── Given data ──

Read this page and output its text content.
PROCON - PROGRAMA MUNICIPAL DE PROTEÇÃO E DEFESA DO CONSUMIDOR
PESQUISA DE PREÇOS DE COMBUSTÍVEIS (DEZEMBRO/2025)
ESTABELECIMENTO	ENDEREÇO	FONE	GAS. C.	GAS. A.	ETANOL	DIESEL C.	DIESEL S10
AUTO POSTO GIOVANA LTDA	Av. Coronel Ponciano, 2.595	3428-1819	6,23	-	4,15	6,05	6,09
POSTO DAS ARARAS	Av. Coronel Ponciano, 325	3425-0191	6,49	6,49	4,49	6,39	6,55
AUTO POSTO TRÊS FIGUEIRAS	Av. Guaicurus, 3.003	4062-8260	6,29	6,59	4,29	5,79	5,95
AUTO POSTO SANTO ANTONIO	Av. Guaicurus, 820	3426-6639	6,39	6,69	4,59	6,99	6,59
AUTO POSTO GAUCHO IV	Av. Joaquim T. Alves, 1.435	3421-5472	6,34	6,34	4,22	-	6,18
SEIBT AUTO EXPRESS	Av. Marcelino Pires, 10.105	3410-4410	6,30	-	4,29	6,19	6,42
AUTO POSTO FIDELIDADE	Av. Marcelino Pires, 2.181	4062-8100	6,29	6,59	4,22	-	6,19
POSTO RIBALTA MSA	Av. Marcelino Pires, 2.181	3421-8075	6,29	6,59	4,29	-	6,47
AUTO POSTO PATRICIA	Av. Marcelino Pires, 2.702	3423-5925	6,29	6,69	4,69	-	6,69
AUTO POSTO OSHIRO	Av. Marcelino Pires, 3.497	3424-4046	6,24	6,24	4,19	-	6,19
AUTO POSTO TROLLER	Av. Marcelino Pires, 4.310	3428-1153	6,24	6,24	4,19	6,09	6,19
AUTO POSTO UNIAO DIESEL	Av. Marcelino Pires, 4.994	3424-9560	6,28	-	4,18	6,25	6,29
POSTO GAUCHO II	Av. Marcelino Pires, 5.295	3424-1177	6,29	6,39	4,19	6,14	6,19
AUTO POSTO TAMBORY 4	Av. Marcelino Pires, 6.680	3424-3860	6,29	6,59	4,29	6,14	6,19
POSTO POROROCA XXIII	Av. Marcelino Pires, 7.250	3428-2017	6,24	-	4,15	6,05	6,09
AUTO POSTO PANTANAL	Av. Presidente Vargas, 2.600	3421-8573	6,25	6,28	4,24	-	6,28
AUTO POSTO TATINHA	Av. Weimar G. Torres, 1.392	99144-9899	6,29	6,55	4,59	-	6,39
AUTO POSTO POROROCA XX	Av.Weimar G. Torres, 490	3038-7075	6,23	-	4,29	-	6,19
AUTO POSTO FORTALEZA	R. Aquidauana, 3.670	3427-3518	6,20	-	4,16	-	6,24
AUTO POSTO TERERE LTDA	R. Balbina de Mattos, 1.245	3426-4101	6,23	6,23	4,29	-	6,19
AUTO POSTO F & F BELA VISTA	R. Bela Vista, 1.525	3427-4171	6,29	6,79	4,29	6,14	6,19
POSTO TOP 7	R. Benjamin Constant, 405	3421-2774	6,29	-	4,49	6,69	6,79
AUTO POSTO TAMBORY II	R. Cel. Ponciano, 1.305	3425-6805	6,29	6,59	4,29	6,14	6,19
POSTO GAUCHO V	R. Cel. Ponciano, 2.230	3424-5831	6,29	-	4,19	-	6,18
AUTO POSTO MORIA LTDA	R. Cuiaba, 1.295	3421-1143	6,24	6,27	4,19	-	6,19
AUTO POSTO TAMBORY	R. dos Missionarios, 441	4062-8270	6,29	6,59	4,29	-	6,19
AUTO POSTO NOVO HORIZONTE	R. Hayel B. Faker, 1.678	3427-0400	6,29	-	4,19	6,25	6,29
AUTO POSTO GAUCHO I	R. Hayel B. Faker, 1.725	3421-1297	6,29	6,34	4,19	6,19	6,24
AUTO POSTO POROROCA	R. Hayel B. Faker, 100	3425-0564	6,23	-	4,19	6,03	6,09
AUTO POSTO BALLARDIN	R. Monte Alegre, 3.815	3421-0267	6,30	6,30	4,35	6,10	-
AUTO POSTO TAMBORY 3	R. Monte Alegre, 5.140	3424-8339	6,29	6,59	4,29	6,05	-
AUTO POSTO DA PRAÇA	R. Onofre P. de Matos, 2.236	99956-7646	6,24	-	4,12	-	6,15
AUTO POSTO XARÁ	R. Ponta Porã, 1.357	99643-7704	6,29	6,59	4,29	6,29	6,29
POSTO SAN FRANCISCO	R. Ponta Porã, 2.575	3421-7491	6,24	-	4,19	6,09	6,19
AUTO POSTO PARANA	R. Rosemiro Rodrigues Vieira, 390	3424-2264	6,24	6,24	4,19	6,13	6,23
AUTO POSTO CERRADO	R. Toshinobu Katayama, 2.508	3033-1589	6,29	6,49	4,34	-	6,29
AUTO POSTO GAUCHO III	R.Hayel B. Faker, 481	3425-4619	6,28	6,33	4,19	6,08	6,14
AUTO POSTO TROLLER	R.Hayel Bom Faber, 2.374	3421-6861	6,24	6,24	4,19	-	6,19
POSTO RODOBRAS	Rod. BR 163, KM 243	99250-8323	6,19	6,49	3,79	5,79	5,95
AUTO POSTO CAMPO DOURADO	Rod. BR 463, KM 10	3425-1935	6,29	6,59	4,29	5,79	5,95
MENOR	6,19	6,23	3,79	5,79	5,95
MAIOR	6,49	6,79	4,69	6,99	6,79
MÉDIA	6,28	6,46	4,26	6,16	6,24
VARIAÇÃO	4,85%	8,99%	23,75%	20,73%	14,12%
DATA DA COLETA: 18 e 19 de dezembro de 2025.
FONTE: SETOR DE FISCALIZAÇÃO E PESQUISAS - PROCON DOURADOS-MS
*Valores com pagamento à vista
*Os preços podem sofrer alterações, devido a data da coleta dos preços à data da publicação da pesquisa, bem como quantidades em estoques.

───

What you have to do. Produce an exact copy of the whole listing.

Full output.
Read this page and output its text content.
PROCON - PROGRAMA MUNICIPAL DE PROTEÇÃO E DEFESA DO CONSUMIDOR
PESQUISA DE PREÇOS DE COMBUSTÍVEIS (DEZEMBRO/2025)
ESTABELECIMENTO	ENDEREÇO	FONE	GAS. C.	GAS. A.	ETANOL	DIESEL C.	DIESEL S10
AUTO POSTO GIOVANA LTDA	Av. Coronel Ponciano, 2.595	3428-1819	6,23	-	4,15	6,05	6,09
POSTO DAS ARARAS	Av. Coronel Ponciano, 325	3425-0191	6,49	6,49	4,49	6,39	6,55
AUTO POSTO TRÊS FIGUEIRAS	Av. Guaicurus, 3.003	4062-8260	6,29	6,59	4,29	5,79	5,95
AUTO POSTO SANTO ANTONIO	Av. Guaicurus, 820	3426-6639	6,39	6,69	4,59	6,99	6,59
AUTO POSTO GAUCHO IV	Av. Joaquim T. Alves, 1.435	3421-5472	6,34	6,34	4,22	-	6,18
SEIBT AUTO EXPRESS	Av. Marcelino Pires, 10.105	3410-4410	6,30	-	4,29	6,19	6,42
AUTO POSTO FIDELIDADE	Av. Marcelino Pires, 2.181	4062-8100	6,29	6,59	4,22	-	6,19
POSTO RIBALTA MSA	Av. Marcelino Pires, 2.181	3421-8075	6,29	6,59	4,29	-	6,47
AUTO POSTO PATRICIA	Av. Marcelino Pires, 2.702	3423-5925	6,29	6,69	4,69	-	6,69
AUTO POSTO OSHIRO	Av. Marcelino Pires, 3.497	3424-4046	6,24	6,24	4,19	-	6,19
AUTO POSTO TROLLER	Av. Marcelino Pires, 4.310	3428-1153	6,24	6,24	4,19	6,09	6,19
AUTO POSTO UNIAO DIESEL	Av. Marcelino Pires, 4.994	3424-9560	6,28	-	4,18	6,25	6,29
POSTO GAUCHO II	Av. Marcelino Pires, 5.295	3424-1177	6,29	6,39	4,19	6,14	6,19
AUTO POSTO TAMBORY 4	Av. Marcelino Pires, 6.680	3424-3860	6,29	6,59	4,29	6,14	6,19
POSTO POROROCA XXIII	Av. Marcelino Pires, 7.250	3428-2017	6,24	-	4,15	6,05	6,09
AUTO POSTO PANTANAL	Av. Presidente Vargas, 2.600	3421-8573	6,25	6,28	4,24	-	6,28
AUTO POSTO TATINHA	Av. Weimar G. Torres, 1.392	99144-9899	6,29	6,55	4,59	-	6,39
AUTO POSTO POROROCA XX	Av.Weimar G. Torres, 490	3038-7075	6,23	-	4,29	-	6,19
AUTO POSTO FORTALEZA	R. Aquidauana, 3.670	3427-3518	6,20	-	4,16	-	6,24
AUTO POSTO TERERE LTDA	R. Balbina de Mattos, 1.245	3426-4101	6,23	6,23	4,29	-	6,19
AUTO POSTO F & F BELA VISTA	R. Bela Vista, 1.525	3427-4171	6,29	6,79	4,29	6,14	6,19
POSTO TOP 7	R. Benjamin Constant, 405	3421-2774	6,29	-	4,49	6,69	6,79
AUTO POSTO TAMBORY II	R. Cel. Ponciano, 1.305	3425-6805	6,29	6,59	4,29	6,14	6,19
POSTO GAUCHO V	R. Cel. Ponciano, 2.230	3424-5831	6,29	-	4,19	-	6,18
AUTO POSTO MORIA LTDA	R. Cuiaba, 1.295	3421-1143	6,24	6,27	4,19	-	6,19
AUTO POSTO TAMBORY	R. dos Missionarios, 441	4062-8270	6,29	6,59	4,29	-	6,19
AUTO POSTO NOVO HORIZONTE	R. Hayel B. Faker, 1.678	3427-0400	6,29	-	4,19	6,25	6,29
AUTO POSTO GAUCHO I	R. Hayel B. Faker, 1.725	3421-1297	6,29	6,34	4,19	6,19	6,24
AUTO POSTO POROROCA	R. Hayel B. Faker, 100	3425-0564	6,23	-	4,19	6,03	6,09
AUTO POSTO BALLARDIN	R. Monte Alegre, 3.815	3421-0267	6,30	6,30	4,35	6,10	-
AUTO POSTO TAMBORY 3	R. Monte Alegre, 5.140	3424-8339	6,29	6,59	4,29	6,05	-
AUTO POSTO DA PRAÇA	R. Onofre P. de Matos, 2.236	99956-7646	6,24	-	4,12	-	6,15
AUTO POSTO XARÁ	R. Ponta Porã, 1.357	99643-7704	6,29	6,59	4,29	6,29	6,29
POSTO SAN FRANCISCO	R. Ponta Porã, 2.575	3421-7491	6,24	-	4,19	6,09	6,19
AUTO POSTO PARANA	R. Rosemiro Rodrigues Vieira, 390	3424-2264	6,24	6,24	4,19	6,13	6,23
AUTO POSTO CERRADO	R. Toshinobu Katayama, 2.508	3033-1589	6,29	6,49	4,34	-	6,29
AUTO POSTO GAUCHO III	R.Hayel B. Faker, 481	3425-4619	6,28	6,33	4,19	6,08	6,14
AUTO POSTO TROLLER	R.Hayel Bom Faber, 2.374	3421-6861	6,24	6,24	4,19	-	6,19
POSTO RODOBRAS	Rod. BR 163, KM 243	99250-8323	6,19	6,49	3,79	5,79	5,95
AUTO POSTO CAMPO DOURADO	Rod. BR 463, KM 10	3425-1935	6,29	6,59	4,29	5,79	5,95
MENOR	6,19	6,23	3,79	5,79	5,95
MAIOR	6,49	6,79	4,69	6,99	6,79
MÉDIA	6,28	6,46	4,26	6,16	6,24
VARIAÇÃO	4,85%	8,99%	23,75%	20,73%	14,12%
DATA DA COLETA: 18 e 19 de dezembro de 2025.
FONTE: SETOR DE FISCALIZAÇÃO E PESQUISAS - PROCON DOURADOS-MS
*Valores com pagamento à vista
*Os preços podem sofrer alterações, devido a data da coleta dos preços à data da publicação da pesquisa, bem como quantidades em estoques.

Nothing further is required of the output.